WHAT IS ASKED
Quote the whole listing exactly. Leave the pictures out of your copy.

EXERCISE MATERIALS
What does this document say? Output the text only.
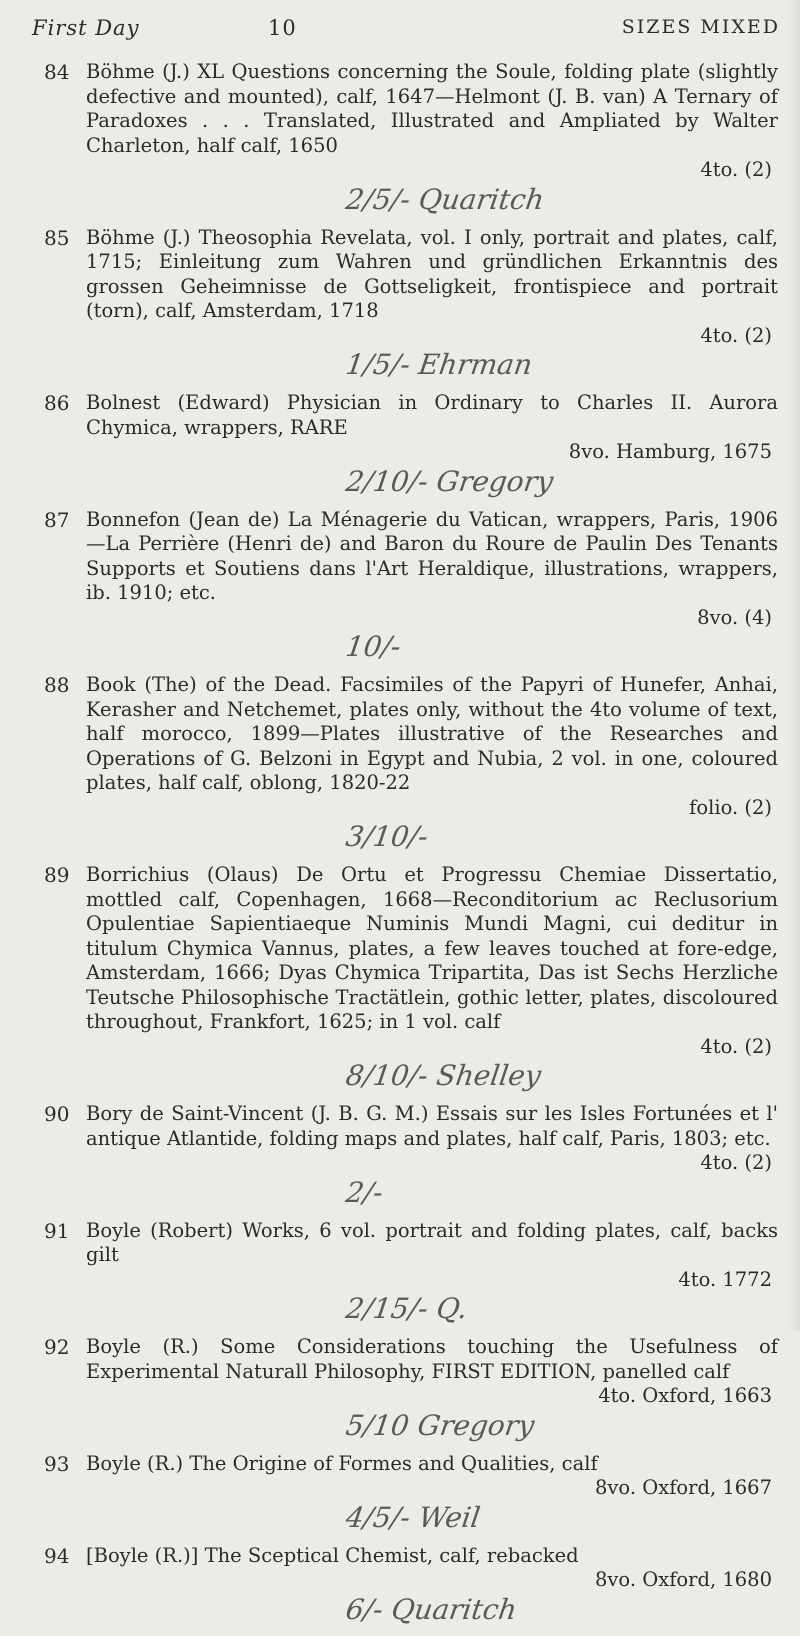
First Day	10	SIZES MIXED
84 Böhme (J.) XL Questions concerning the Soule, folding plate (slightly defective and mounted), calf, 1647—Helmont (J. B. van) A Ternary of Paradoxes . . . Translated, Illustrated and Ampliated by Walter Charleton, half calf, 1650
4to. (2)
2/5/- Quaritch
85 Böhme (J.) Theosophia Revelata, vol. I only, portrait and plates, calf, 1715; Einleitung zum Wahren und gründlichen Erkanntnis des grossen Geheimnisse de Gottseligkeit, frontispiece and portrait (torn), calf, Amsterdam, 1718
4to. (2)
1/5/- Ehrman
86 Bolnest (Edward) Physician in Ordinary to Charles II. Aurora Chymica, wrappers, RARE
8vo. Hamburg, 1675
2/10/- Gregory
87 Bonnefon (Jean de) La Ménagerie du Vatican, wrappers, Paris, 1906—La Perrière (Henri de) and Baron du Roure de Paulin Des Tenants Supports et Soutiens dans l'Art Heraldique, illustrations, wrappers, ib. 1910; etc.
8vo. (4)
10/-
88 Book (The) of the Dead. Facsimiles of the Papyri of Hunefer, Anhai, Kerasher and Netchemet, plates only, without the 4to volume of text, half morocco, 1899—Plates illustrative of the Researches and Operations of G. Belzoni in Egypt and Nubia, 2 vol. in one, coloured plates, half calf, oblong, 1820-22
folio. (2)
3/10/-
89 Borrichius (Olaus) De Ortu et Progressu Chemiae Dissertatio, mottled calf, Copenhagen, 1668—Reconditorium ac Reclusorium Opulentiae Sapientiaeque Numinis Mundi Magni, cui deditur in titulum Chymica Vannus, plates, a few leaves touched at fore-edge, Amsterdam, 1666; Dyas Chymica Tripartita, Das ist Sechs Herzliche Teutsche Philosophische Tractätlein, gothic letter, plates, discoloured throughout, Frankfort, 1625; in 1 vol. calf
4to. (2)
8/10/- Shelley
90 Bory de Saint-Vincent (J. B. G. M.) Essais sur les Isles Fortunées et l' antique Atlantide, folding maps and plates, half calf, Paris, 1803; etc.
4to. (2)
2/-
91 Boyle (Robert) Works, 6 vol. portrait and folding plates, calf, backs gilt
4to. 1772
2/15/- Q.
92 Boyle (R.) Some Considerations touching the Usefulness of Experimental Naturall Philosophy, FIRST EDITION, panelled calf
4to. Oxford, 1663
5/10 Gregory
93 Boyle (R.) The Origine of Formes and Qualities, calf
8vo. Oxford, 1667
4/5/- Weil
94 [Boyle (R.)] The Sceptical Chemist, calf, rebacked
8vo. Oxford, 1680
6/- Quaritch
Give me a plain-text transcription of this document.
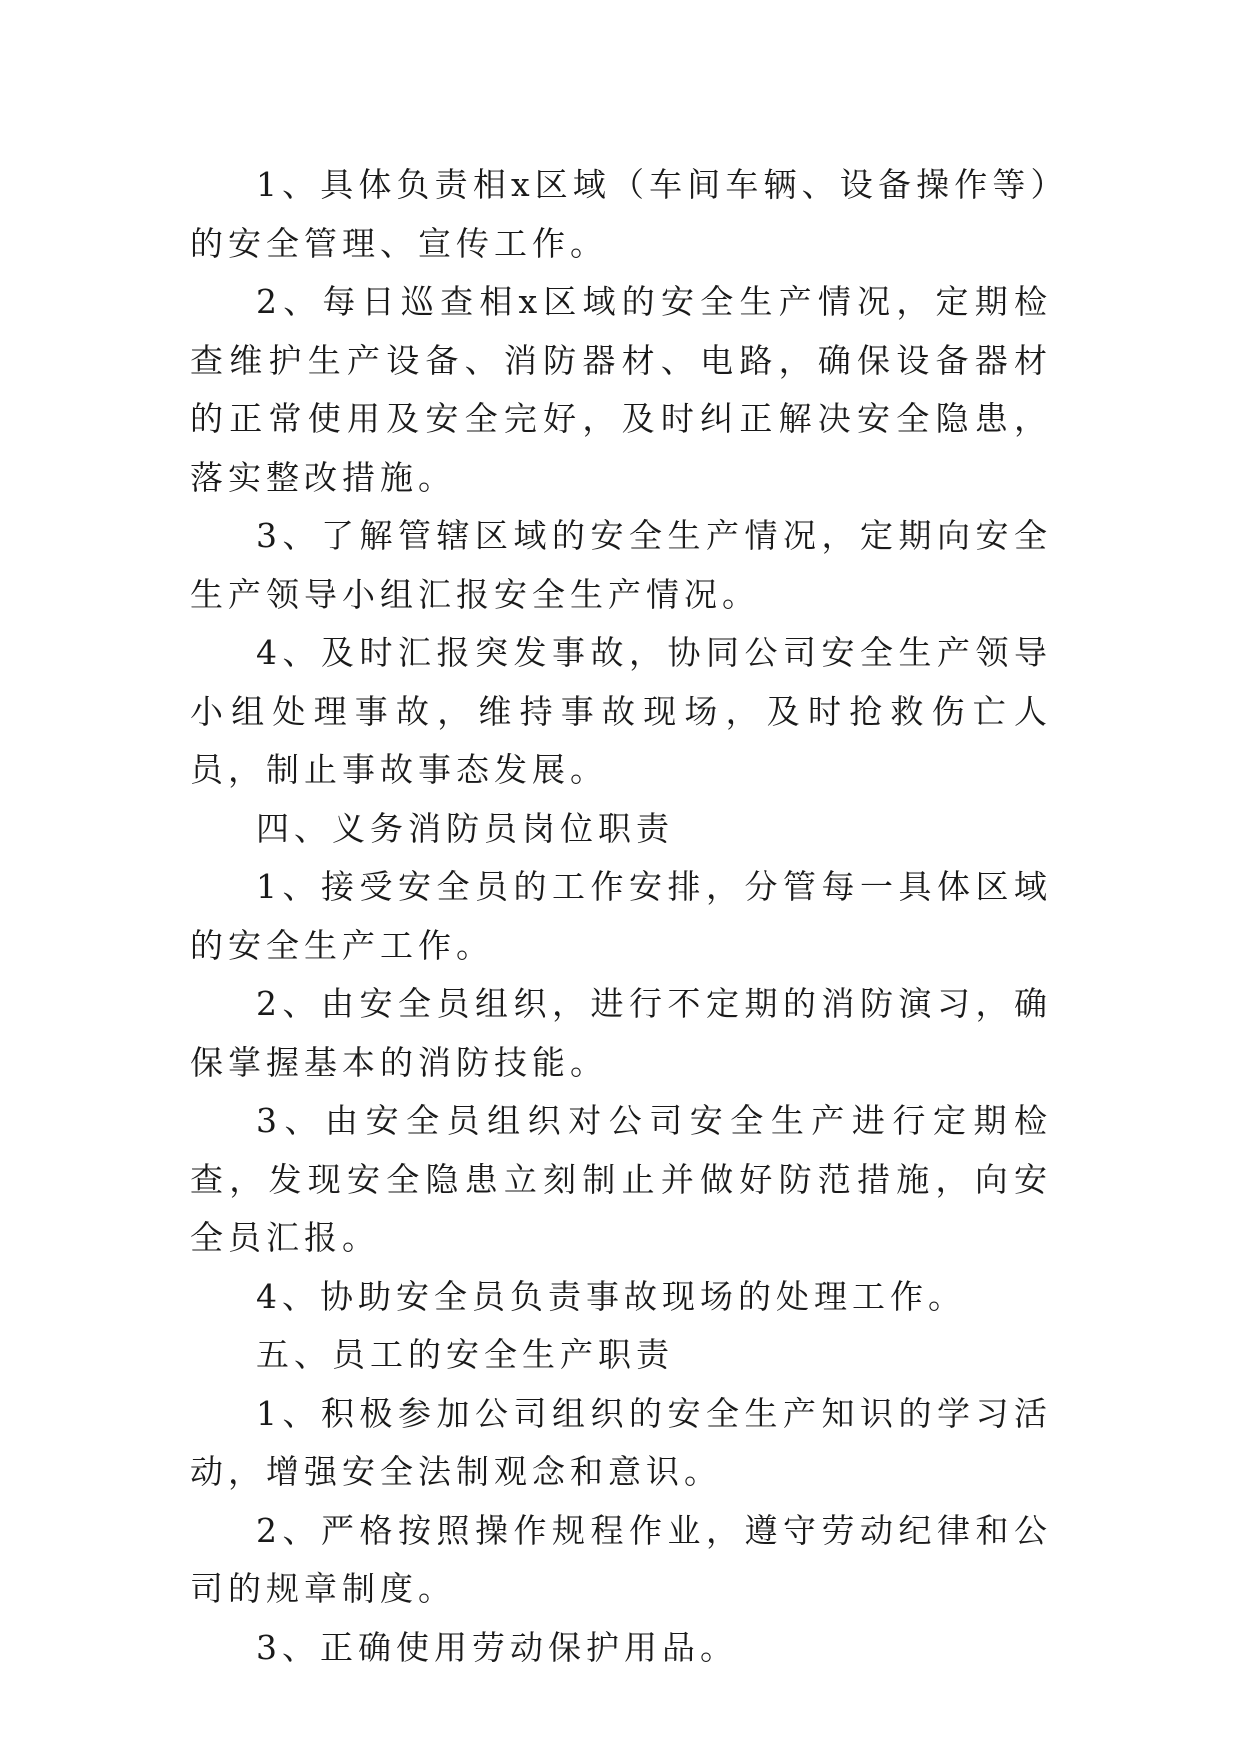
1、具体负责相x区域（车间车辆、设备操作等）的安全管理、宣传工作。

2、每日巡查相x区域的安全生产情况，定期检查维护生产设备、消防器材、电路，确保设备器材的正常使用及安全完好，及时纠正解决安全隐患，落实整改措施。

3、了解管辖区域的安全生产情况，定期向安全生产领导小组汇报安全生产情况。

4、及时汇报突发事故，协同公司安全生产领导小组处理事故，维持事故现场，及时抢救伤亡人员，制止事故事态发展。

四、义务消防员岗位职责

1、接受安全员的工作安排，分管每一具体区域的安全生产工作。

2、由安全员组织，进行不定期的消防演习，确保掌握基本的消防技能。

3、由安全员组织对公司安全生产进行定期检查，发现安全隐患立刻制止并做好防范措施，向安全员汇报。

4、协助安全员负责事故现场的处理工作。

五、员工的安全生产职责

1、积极参加公司组织的安全生产知识的学习活动，增强安全法制观念和意识。

2、严格按照操作规程作业，遵守劳动纪律和公司的规章制度。

3、正确使用劳动保护用品。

OUTPUT FOR THIS TASK
What does this document say? Output the text only.
First Day	10	SIZES MIXED
84 Böhme (J.) XL Questions concerning the Soule, folding plate (slightly defective and mounted), calf, 1647—Helmont (J. B. van) A Ternary of Paradoxes . . . Translated, Illustrated and Ampliated by Walter Charleton, half calf, 1650
4to. (2)
2/5/- Quaritch
85 Böhme (J.) Theosophia Revelata, vol. I only, portrait and plates, calf, 1715; Einleitung zum Wahren und gründlichen Erkanntnis des grossen Geheimnisse de Gottseligkeit, frontispiece and portrait (torn), calf, Amsterdam, 1718
4to. (2)
1/5/- Ehrman
86 Bolnest (Edward) Physician in Ordinary to Charles II. Aurora Chymica, wrappers, RARE
8vo. Hamburg, 1675
2/10/- Gregory
87 Bonnefon (Jean de) La Ménagerie du Vatican, wrappers, Paris, 1906—La Perrière (Henri de) and Baron du Roure de Paulin Des Tenants Supports et Soutiens dans l'Art Heraldique, illustrations, wrappers, ib. 1910; etc.
8vo. (4)
10/-
88 Book (The) of the Dead. Facsimiles of the Papyri of Hunefer, Anhai, Kerasher and Netchemet, plates only, without the 4to volume of text, half morocco, 1899—Plates illustrative of the Researches and Operations of G. Belzoni in Egypt and Nubia, 2 vol. in one, coloured plates, half calf, oblong, 1820-22
folio. (2)
3/10/-
89 Borrichius (Olaus) De Ortu et Progressu Chemiae Dissertatio, mottled calf, Copenhagen, 1668—Reconditorium ac Reclusorium Opulentiae Sapientiaeque Numinis Mundi Magni, cui deditur in titulum Chymica Vannus, plates, a few leaves touched at fore-edge, Amsterdam, 1666; Dyas Chymica Tripartita, Das ist Sechs Herzliche Teutsche Philosophische Tractätlein, gothic letter, plates, discoloured throughout, Frankfort, 1625; in 1 vol. calf
4to. (2)
8/10/- Shelley
90 Bory de Saint-Vincent (J. B. G. M.) Essais sur les Isles Fortunées et l' antique Atlantide, folding maps and plates, half calf, Paris, 1803; etc.
4to. (2)
2/-
91 Boyle (Robert) Works, 6 vol. portrait and folding plates, calf, backs gilt
4to. 1772
2/15/- Q.
92 Boyle (R.) Some Considerations touching the Usefulness of Experimental Naturall Philosophy, FIRST EDITION, panelled calf
4to. Oxford, 1663
5/10 Gregory
93 Boyle (R.) The Origine of Formes and Qualities, calf
8vo. Oxford, 1667
4/5/- Weil
94 [Boyle (R.)] The Sceptical Chemist, calf, rebacked
8vo. Oxford, 1680
6/- Quaritch
Give me a plain-text transcription of this document.
1、具体负责相x区域（车间车辆、设备操作等）的安全管理、宣传工作。

2、每日巡查相x区域的安全生产情况，定期检查维护生产设备、消防器材、电路，确保设备器材的正常使用及安全完好，及时纠正解决安全隐患，落实整改措施。

3、了解管辖区域的安全生产情况，定期向安全生产领导小组汇报安全生产情况。

4、及时汇报突发事故，协同公司安全生产领导小组处理事故，维持事故现场，及时抢救伤亡人员，制止事故事态发展。

四、义务消防员岗位职责

1、接受安全员的工作安排，分管每一具体区域的安全生产工作。

2、由安全员组织，进行不定期的消防演习，确保掌握基本的消防技能。

3、由安全员组织对公司安全生产进行定期检查，发现安全隐患立刻制止并做好防范措施，向安全员汇报。

4、协助安全员负责事故现场的处理工作。

五、员工的安全生产职责

1、积极参加公司组织的安全生产知识的学习活动，增强安全法制观念和意识。

2、严格按照操作规程作业，遵守劳动纪律和公司的规章制度。

3、正确使用劳动保护用品。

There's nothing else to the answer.